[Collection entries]
----

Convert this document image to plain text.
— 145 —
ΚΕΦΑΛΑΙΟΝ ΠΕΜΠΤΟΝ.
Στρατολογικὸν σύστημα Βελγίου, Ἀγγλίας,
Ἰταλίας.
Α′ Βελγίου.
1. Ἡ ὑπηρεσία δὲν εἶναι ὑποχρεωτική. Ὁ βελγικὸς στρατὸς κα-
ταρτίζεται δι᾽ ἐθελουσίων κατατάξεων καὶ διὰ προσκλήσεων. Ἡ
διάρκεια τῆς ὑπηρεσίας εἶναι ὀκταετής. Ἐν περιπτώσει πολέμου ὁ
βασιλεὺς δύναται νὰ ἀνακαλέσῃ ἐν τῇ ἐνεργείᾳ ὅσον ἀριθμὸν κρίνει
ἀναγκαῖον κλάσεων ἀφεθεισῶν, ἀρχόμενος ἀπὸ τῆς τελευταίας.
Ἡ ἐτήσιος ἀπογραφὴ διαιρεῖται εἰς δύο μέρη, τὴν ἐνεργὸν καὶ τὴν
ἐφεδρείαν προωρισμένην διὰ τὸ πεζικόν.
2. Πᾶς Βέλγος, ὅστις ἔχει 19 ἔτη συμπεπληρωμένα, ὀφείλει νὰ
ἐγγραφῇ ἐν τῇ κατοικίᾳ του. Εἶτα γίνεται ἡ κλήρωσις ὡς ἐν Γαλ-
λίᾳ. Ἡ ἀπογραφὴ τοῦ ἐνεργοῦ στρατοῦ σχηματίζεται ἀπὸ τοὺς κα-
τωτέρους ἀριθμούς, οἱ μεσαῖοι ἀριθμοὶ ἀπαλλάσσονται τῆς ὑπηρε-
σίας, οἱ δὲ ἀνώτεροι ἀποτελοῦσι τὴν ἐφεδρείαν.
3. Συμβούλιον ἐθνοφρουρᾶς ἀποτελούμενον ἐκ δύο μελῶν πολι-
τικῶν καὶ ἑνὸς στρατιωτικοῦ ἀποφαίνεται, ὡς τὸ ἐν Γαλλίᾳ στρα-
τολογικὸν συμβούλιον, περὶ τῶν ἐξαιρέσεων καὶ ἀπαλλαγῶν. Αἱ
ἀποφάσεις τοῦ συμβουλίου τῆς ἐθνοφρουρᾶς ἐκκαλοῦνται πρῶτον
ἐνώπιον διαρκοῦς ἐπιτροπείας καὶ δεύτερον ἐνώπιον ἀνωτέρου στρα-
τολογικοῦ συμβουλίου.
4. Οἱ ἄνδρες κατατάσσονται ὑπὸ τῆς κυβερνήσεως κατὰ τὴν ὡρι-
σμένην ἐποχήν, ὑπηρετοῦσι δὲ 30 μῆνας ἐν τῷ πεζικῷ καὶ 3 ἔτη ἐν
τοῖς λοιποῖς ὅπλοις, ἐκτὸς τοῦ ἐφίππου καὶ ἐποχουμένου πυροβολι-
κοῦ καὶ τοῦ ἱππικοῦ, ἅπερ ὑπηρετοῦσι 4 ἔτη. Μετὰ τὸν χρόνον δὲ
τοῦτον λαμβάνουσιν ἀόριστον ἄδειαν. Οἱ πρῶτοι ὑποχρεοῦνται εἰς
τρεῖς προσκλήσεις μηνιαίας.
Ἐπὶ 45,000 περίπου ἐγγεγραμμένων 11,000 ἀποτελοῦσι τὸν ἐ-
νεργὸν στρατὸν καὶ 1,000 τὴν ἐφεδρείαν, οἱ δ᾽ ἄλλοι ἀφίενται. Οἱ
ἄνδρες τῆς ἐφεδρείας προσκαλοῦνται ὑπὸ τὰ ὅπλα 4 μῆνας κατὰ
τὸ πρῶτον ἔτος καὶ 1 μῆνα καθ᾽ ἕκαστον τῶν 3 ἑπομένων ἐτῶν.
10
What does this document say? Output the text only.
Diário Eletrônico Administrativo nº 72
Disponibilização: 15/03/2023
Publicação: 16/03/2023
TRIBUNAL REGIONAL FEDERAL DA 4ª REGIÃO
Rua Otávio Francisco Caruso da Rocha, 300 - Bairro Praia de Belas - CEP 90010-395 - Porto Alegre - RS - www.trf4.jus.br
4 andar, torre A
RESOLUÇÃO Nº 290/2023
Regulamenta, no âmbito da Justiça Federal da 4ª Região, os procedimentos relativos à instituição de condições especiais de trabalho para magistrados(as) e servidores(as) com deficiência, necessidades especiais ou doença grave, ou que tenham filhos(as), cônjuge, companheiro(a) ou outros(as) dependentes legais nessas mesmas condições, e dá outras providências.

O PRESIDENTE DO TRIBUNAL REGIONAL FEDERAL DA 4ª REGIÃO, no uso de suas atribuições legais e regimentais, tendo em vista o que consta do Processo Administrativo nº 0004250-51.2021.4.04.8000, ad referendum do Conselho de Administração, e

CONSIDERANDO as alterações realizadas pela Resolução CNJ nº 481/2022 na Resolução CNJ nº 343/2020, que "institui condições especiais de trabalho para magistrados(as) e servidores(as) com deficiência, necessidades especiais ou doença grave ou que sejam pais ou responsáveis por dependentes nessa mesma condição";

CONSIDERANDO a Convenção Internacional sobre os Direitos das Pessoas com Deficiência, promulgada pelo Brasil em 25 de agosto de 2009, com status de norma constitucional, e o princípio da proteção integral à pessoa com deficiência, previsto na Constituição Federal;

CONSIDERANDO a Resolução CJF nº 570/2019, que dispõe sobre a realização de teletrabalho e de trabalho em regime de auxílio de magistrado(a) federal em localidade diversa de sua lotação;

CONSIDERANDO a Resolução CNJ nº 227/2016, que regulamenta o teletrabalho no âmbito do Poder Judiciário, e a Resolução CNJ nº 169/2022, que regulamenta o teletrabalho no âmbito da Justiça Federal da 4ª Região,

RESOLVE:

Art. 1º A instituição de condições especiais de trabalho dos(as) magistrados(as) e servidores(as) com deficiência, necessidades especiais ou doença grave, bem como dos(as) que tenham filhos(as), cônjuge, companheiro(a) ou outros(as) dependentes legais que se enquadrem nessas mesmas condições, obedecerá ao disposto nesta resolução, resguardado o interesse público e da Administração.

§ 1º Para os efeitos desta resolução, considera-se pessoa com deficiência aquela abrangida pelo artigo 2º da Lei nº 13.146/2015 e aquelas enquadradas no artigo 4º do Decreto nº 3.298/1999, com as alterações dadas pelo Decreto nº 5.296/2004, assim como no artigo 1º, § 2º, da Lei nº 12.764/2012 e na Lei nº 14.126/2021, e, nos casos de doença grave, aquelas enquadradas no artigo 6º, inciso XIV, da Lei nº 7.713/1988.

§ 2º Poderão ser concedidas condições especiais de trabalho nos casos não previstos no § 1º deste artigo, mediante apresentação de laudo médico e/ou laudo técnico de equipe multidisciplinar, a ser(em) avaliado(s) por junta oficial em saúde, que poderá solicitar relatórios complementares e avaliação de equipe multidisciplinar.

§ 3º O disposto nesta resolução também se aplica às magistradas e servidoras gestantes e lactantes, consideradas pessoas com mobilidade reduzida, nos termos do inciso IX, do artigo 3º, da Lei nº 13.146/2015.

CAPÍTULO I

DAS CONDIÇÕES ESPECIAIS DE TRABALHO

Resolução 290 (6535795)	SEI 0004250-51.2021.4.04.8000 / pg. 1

----

Extract every entry in the listing word for word.

### Complete answer
Convert this document image to plain text.
— 145 —
ΚΕΦΑΛΑΙΟΝ ΠΕΜΠΤΟΝ.
Στρατολογικὸν σύστημα Βελγίου, Ἀγγλίας,
Ἰταλίας.
Α′ Βελγίου.
1. Ἡ ὑπηρεσία δὲν εἶναι ὑποχρεωτική. Ὁ βελγικὸς στρατὸς κα-
ταρτίζεται δι᾽ ἐθελουσίων κατατάξεων καὶ διὰ προσκλήσεων. Ἡ
διάρκεια τῆς ὑπηρεσίας εἶναι ὀκταετής. Ἐν περιπτώσει πολέμου ὁ
βασιλεὺς δύναται νὰ ἀνακαλέσῃ ἐν τῇ ἐνεργείᾳ ὅσον ἀριθμὸν κρίνει
ἀναγκαῖον κλάσεων ἀφεθεισῶν, ἀρχόμενος ἀπὸ τῆς τελευταίας.
Ἡ ἐτήσιος ἀπογραφὴ διαιρεῖται εἰς δύο μέρη, τὴν ἐνεργὸν καὶ τὴν
ἐφεδρείαν προωρισμένην διὰ τὸ πεζικόν.
2. Πᾶς Βέλγος, ὅστις ἔχει 19 ἔτη συμπεπληρωμένα, ὀφείλει νὰ
ἐγγραφῇ ἐν τῇ κατοικίᾳ του. Εἶτα γίνεται ἡ κλήρωσις ὡς ἐν Γαλ-
λίᾳ. Ἡ ἀπογραφὴ τοῦ ἐνεργοῦ στρατοῦ σχηματίζεται ἀπὸ τοὺς κα-
τωτέρους ἀριθμούς, οἱ μεσαῖοι ἀριθμοὶ ἀπαλλάσσονται τῆς ὑπηρε-
σίας, οἱ δὲ ἀνώτεροι ἀποτελοῦσι τὴν ἐφεδρείαν.
3. Συμβούλιον ἐθνοφρουρᾶς ἀποτελούμενον ἐκ δύο μελῶν πολι-
τικῶν καὶ ἑνὸς στρατιωτικοῦ ἀποφαίνεται, ὡς τὸ ἐν Γαλλίᾳ στρα-
τολογικὸν συμβούλιον, περὶ τῶν ἐξαιρέσεων καὶ ἀπαλλαγῶν. Αἱ
ἀποφάσεις τοῦ συμβουλίου τῆς ἐθνοφρουρᾶς ἐκκαλοῦνται πρῶτον
ἐνώπιον διαρκοῦς ἐπιτροπείας καὶ δεύτερον ἐνώπιον ἀνωτέρου στρα-
τολογικοῦ συμβουλίου.
4. Οἱ ἄνδρες κατατάσσονται ὑπὸ τῆς κυβερνήσεως κατὰ τὴν ὡρι-
σμένην ἐποχήν, ὑπηρετοῦσι δὲ 30 μῆνας ἐν τῷ πεζικῷ καὶ 3 ἔτη ἐν
τοῖς λοιποῖς ὅπλοις, ἐκτὸς τοῦ ἐφίππου καὶ ἐποχουμένου πυροβολι-
κοῦ καὶ τοῦ ἱππικοῦ, ἅπερ ὑπηρετοῦσι 4 ἔτη. Μετὰ τὸν χρόνον δὲ
τοῦτον λαμβάνουσιν ἀόριστον ἄδειαν. Οἱ πρῶτοι ὑποχρεοῦνται εἰς
τρεῖς προσκλήσεις μηνιαίας.
Ἐπὶ 45,000 περίπου ἐγγεγραμμένων 11,000 ἀποτελοῦσι τὸν ἐ-
νεργὸν στρατὸν καὶ 1,000 τὴν ἐφεδρείαν, οἱ δ᾽ ἄλλοι ἀφίενται. Οἱ
ἄνδρες τῆς ἐφεδρείας προσκαλοῦνται ὑπὸ τὰ ὅπλα 4 μῆνας κατὰ
τὸ πρῶτον ἔτος καὶ 1 μῆνα καθ᾽ ἕκαστον τῶν 3 ἑπομένων ἐτῶν.
10
What does this document say? Output the text only.
Diário Eletrônico Administrativo nº 72
Disponibilização: 15/03/2023
Publicação: 16/03/2023
TRIBUNAL REGIONAL FEDERAL DA 4ª REGIÃO
Rua Otávio Francisco Caruso da Rocha, 300 - Bairro Praia de Belas - CEP 90010-395 - Porto Alegre - RS - www.trf4.jus.br
4 andar, torre A
RESOLUÇÃO Nº 290/2023
Regulamenta, no âmbito da Justiça Federal da 4ª Região, os procedimentos relativos à instituição de condições especiais de trabalho para magistrados(as) e servidores(as) com deficiência, necessidades especiais ou doença grave, ou que tenham filhos(as), cônjuge, companheiro(a) ou outros(as) dependentes legais nessas mesmas condições, e dá outras providências.

O PRESIDENTE DO TRIBUNAL REGIONAL FEDERAL DA 4ª REGIÃO, no uso de suas atribuições legais e regimentais, tendo em vista o que consta do Processo Administrativo nº 0004250-51.2021.4.04.8000, ad referendum do Conselho de Administração, e

CONSIDERANDO as alterações realizadas pela Resolução CNJ nº 481/2022 na Resolução CNJ nº 343/2020, que "institui condições especiais de trabalho para magistrados(as) e servidores(as) com deficiência, necessidades especiais ou doença grave ou que sejam pais ou responsáveis por dependentes nessa mesma condição";

CONSIDERANDO a Convenção Internacional sobre os Direitos das Pessoas com Deficiência, promulgada pelo Brasil em 25 de agosto de 2009, com status de norma constitucional, e o princípio da proteção integral à pessoa com deficiência, previsto na Constituição Federal;

CONSIDERANDO a Resolução CJF nº 570/2019, que dispõe sobre a realização de teletrabalho e de trabalho em regime de auxílio de magistrado(a) federal em localidade diversa de sua lotação;

CONSIDERANDO a Resolução CNJ nº 227/2016, que regulamenta o teletrabalho no âmbito do Poder Judiciário, e a Resolução CNJ nº 169/2022, que regulamenta o teletrabalho no âmbito da Justiça Federal da 4ª Região,

RESOLVE:

Art. 1º A instituição de condições especiais de trabalho dos(as) magistrados(as) e servidores(as) com deficiência, necessidades especiais ou doença grave, bem como dos(as) que tenham filhos(as), cônjuge, companheiro(a) ou outros(as) dependentes legais que se enquadrem nessas mesmas condições, obedecerá ao disposto nesta resolução, resguardado o interesse público e da Administração.

§ 1º Para os efeitos desta resolução, considera-se pessoa com deficiência aquela abrangida pelo artigo 2º da Lei nº 13.146/2015 e aquelas enquadradas no artigo 4º do Decreto nº 3.298/1999, com as alterações dadas pelo Decreto nº 5.296/2004, assim como no artigo 1º, § 2º, da Lei nº 12.764/2012 e na Lei nº 14.126/2021, e, nos casos de doença grave, aquelas enquadradas no artigo 6º, inciso XIV, da Lei nº 7.713/1988.

§ 2º Poderão ser concedidas condições especiais de trabalho nos casos não previstos no § 1º deste artigo, mediante apresentação de laudo médico e/ou laudo técnico de equipe multidisciplinar, a ser(em) avaliado(s) por junta oficial em saúde, que poderá solicitar relatórios complementares e avaliação de equipe multidisciplinar.

§ 3º O disposto nesta resolução também se aplica às magistradas e servidoras gestantes e lactantes, consideradas pessoas com mobilidade reduzida, nos termos do inciso IX, do artigo 3º, da Lei nº 13.146/2015.

CAPÍTULO I

DAS CONDIÇÕES ESPECIAIS DE TRABALHO

Resolução 290 (6535795)	SEI 0004250-51.2021.4.04.8000 / pg. 1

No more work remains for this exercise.